> [YOUR GOAL]:
In this exercise, reproduce all the entries that follow exactly.
____
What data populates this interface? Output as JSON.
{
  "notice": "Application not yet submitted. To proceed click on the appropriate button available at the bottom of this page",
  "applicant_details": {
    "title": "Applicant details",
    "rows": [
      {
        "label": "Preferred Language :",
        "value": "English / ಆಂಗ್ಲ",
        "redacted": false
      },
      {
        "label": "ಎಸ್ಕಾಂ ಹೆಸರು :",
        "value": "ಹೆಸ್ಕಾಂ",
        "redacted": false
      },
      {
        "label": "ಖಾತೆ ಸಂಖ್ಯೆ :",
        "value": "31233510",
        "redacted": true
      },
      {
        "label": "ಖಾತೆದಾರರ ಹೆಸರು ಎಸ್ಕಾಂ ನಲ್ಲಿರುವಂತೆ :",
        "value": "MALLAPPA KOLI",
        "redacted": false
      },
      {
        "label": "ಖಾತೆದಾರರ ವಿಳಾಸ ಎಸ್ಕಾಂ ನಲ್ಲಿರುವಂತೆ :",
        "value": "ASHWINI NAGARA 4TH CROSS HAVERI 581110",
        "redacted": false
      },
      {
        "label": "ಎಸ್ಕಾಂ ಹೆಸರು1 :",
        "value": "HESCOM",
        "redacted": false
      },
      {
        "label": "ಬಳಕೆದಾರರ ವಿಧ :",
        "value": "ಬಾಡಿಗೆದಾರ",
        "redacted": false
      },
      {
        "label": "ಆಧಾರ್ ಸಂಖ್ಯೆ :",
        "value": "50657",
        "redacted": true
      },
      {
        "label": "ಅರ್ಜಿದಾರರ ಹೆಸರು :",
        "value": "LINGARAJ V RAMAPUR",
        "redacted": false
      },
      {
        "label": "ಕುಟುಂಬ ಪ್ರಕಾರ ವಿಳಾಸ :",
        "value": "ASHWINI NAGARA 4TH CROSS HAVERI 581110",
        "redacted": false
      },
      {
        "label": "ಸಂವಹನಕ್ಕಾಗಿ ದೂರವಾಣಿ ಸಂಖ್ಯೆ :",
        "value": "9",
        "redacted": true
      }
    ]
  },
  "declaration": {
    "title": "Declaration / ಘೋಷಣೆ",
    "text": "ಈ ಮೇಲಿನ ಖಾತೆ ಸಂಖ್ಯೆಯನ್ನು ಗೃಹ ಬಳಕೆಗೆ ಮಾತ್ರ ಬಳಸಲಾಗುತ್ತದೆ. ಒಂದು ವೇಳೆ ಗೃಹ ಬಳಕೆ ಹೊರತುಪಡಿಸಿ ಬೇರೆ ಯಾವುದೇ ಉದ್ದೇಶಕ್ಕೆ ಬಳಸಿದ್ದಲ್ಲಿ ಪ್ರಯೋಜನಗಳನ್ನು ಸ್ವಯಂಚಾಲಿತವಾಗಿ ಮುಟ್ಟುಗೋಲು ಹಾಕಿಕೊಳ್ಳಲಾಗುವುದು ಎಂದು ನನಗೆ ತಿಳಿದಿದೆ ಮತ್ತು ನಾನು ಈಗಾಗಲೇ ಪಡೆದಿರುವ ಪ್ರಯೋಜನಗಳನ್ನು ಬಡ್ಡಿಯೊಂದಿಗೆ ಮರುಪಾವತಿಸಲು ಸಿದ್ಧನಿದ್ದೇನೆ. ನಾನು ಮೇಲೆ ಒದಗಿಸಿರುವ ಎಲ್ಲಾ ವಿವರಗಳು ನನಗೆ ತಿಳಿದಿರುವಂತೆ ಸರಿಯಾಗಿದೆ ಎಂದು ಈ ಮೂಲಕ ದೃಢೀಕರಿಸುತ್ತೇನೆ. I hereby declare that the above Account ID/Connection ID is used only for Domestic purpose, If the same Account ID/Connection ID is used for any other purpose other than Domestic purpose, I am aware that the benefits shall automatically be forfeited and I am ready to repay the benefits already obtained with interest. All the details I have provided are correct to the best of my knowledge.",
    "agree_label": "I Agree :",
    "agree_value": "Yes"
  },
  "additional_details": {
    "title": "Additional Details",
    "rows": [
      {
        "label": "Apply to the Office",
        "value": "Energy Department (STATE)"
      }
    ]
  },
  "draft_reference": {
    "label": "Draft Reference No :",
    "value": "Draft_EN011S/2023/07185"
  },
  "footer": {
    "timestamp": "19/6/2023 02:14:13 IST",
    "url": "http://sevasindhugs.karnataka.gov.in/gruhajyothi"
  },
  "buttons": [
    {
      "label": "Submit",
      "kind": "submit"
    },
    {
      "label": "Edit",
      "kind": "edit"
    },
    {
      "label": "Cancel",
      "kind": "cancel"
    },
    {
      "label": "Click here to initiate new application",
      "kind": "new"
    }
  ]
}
____
> [REPLY]:
What data populates this interface? Output as JSON.
{
  "notice": "Application not yet submitted. To proceed click on the appropriate button available at the bottom of this page",
  "applicant_details": {
    "title": "Applicant details",
    "rows": [
      {
        "label": "Preferred Language :",
        "value": "English / ಆಂಗ್ಲ",
        "redacted": false
      },
      {
        "label": "ಎಸ್ಕಾಂ ಹೆಸರು :",
        "value": "ಹೆಸ್ಕಾಂ",
        "redacted": false
      },
      {
        "label": "ಖಾತೆ ಸಂಖ್ಯೆ :",
        "value": "31233510",
        "redacted": true
      },
      {
        "label": "ಖಾತೆದಾರರ ಹೆಸರು ಎಸ್ಕಾಂ ನಲ್ಲಿರುವಂತೆ :",
        "value": "MALLAPPA KOLI",
        "redacted": false
      },
      {
        "label": "ಖಾತೆದಾರರ ವಿಳಾಸ ಎಸ್ಕಾಂ ನಲ್ಲಿರುವಂತೆ :",
        "value": "ASHWINI NAGARA 4TH CROSS HAVERI 581110",
        "redacted": false
      },
      {
        "label": "ಎಸ್ಕಾಂ ಹೆಸರು1 :",
        "value": "HESCOM",
        "redacted": false
      },
      {
        "label": "ಬಳಕೆದಾರರ ವಿಧ :",
        "value": "ಬಾಡಿಗೆದಾರ",
        "redacted": false
      },
      {
        "label": "ಆಧಾರ್ ಸಂಖ್ಯೆ :",
        "value": "50657",
        "redacted": true
      },
      {
        "label": "ಅರ್ಜಿದಾರರ ಹೆಸರು :",
        "value": "LINGARAJ V RAMAPUR",
        "redacted": false
      },
      {
        "label": "ಕುಟುಂಬ ಪ್ರಕಾರ ವಿಳಾಸ :",
        "value": "ASHWINI NAGARA 4TH CROSS HAVERI 581110",
        "redacted": false
      },
      {
        "label": "ಸಂವಹನಕ್ಕಾಗಿ ದೂರವಾಣಿ ಸಂಖ್ಯೆ :",
        "value": "9",
        "redacted": true
      }
    ]
  },
  "declaration": {
    "title": "Declaration / ಘೋಷಣೆ",
    "text": "ಈ ಮೇಲಿನ ಖಾತೆ ಸಂಖ್ಯೆಯನ್ನು ಗೃಹ ಬಳಕೆಗೆ ಮಾತ್ರ ಬಳಸಲಾಗುತ್ತದೆ. ಒಂದು ವೇಳೆ ಗೃಹ ಬಳಕೆ ಹೊರತುಪಡಿಸಿ ಬೇರೆ ಯಾವುದೇ ಉದ್ದೇಶಕ್ಕೆ ಬಳಸಿದ್ದಲ್ಲಿ ಪ್ರಯೋಜನಗಳನ್ನು ಸ್ವಯಂಚಾಲಿತವಾಗಿ ಮುಟ್ಟುಗೋಲು ಹಾಕಿಕೊಳ್ಳಲಾಗುವುದು ಎಂದು ನನಗೆ ತಿಳಿದಿದೆ ಮತ್ತು ನಾನು ಈಗಾಗಲೇ ಪಡೆದಿರುವ ಪ್ರಯೋಜನಗಳನ್ನು ಬಡ್ಡಿಯೊಂದಿಗೆ ಮರುಪಾವತಿಸಲು ಸಿದ್ಧನಿದ್ದೇನೆ. ನಾನು ಮೇಲೆ ಒದಗಿಸಿರುವ ಎಲ್ಲಾ ವಿವರಗಳು ನನಗೆ ತಿಳಿದಿರುವಂತೆ ಸರಿಯಾಗಿದೆ ಎಂದು ಈ ಮೂಲಕ ದೃಢೀಕರಿಸುತ್ತೇನೆ. I hereby declare that the above Account ID/Connection ID is used only for Domestic purpose, If the same Account ID/Connection ID is used for any other purpose other than Domestic purpose, I am aware that the benefits shall automatically be forfeited and I am ready to repay the benefits already obtained with interest. All the details I have provided are correct to the best of my knowledge.",
    "agree_label": "I Agree :",
    "agree_value": "Yes"
  },
  "additional_details": {
    "title": "Additional Details",
    "rows": [
      {
        "label": "Apply to the Office",
        "value": "Energy Department (STATE)"
      }
    ]
  },
  "draft_reference": {
    "label": "Draft Reference No :",
    "value": "Draft_EN011S/2023/07185"
  },
  "footer": {
    "timestamp": "19/6/2023 02:14:13 IST",
    "url": "http://sevasindhugs.karnataka.gov.in/gruhajyothi"
  },
  "buttons": [
    {
      "label": "Submit",
      "kind": "submit"
    },
    {
      "label": "Edit",
      "kind": "edit"
    },
    {
      "label": "Cancel",
      "kind": "cancel"
    },
    {
      "label": "Click here to initiate new application",
      "kind": "new"
    }
  ]
}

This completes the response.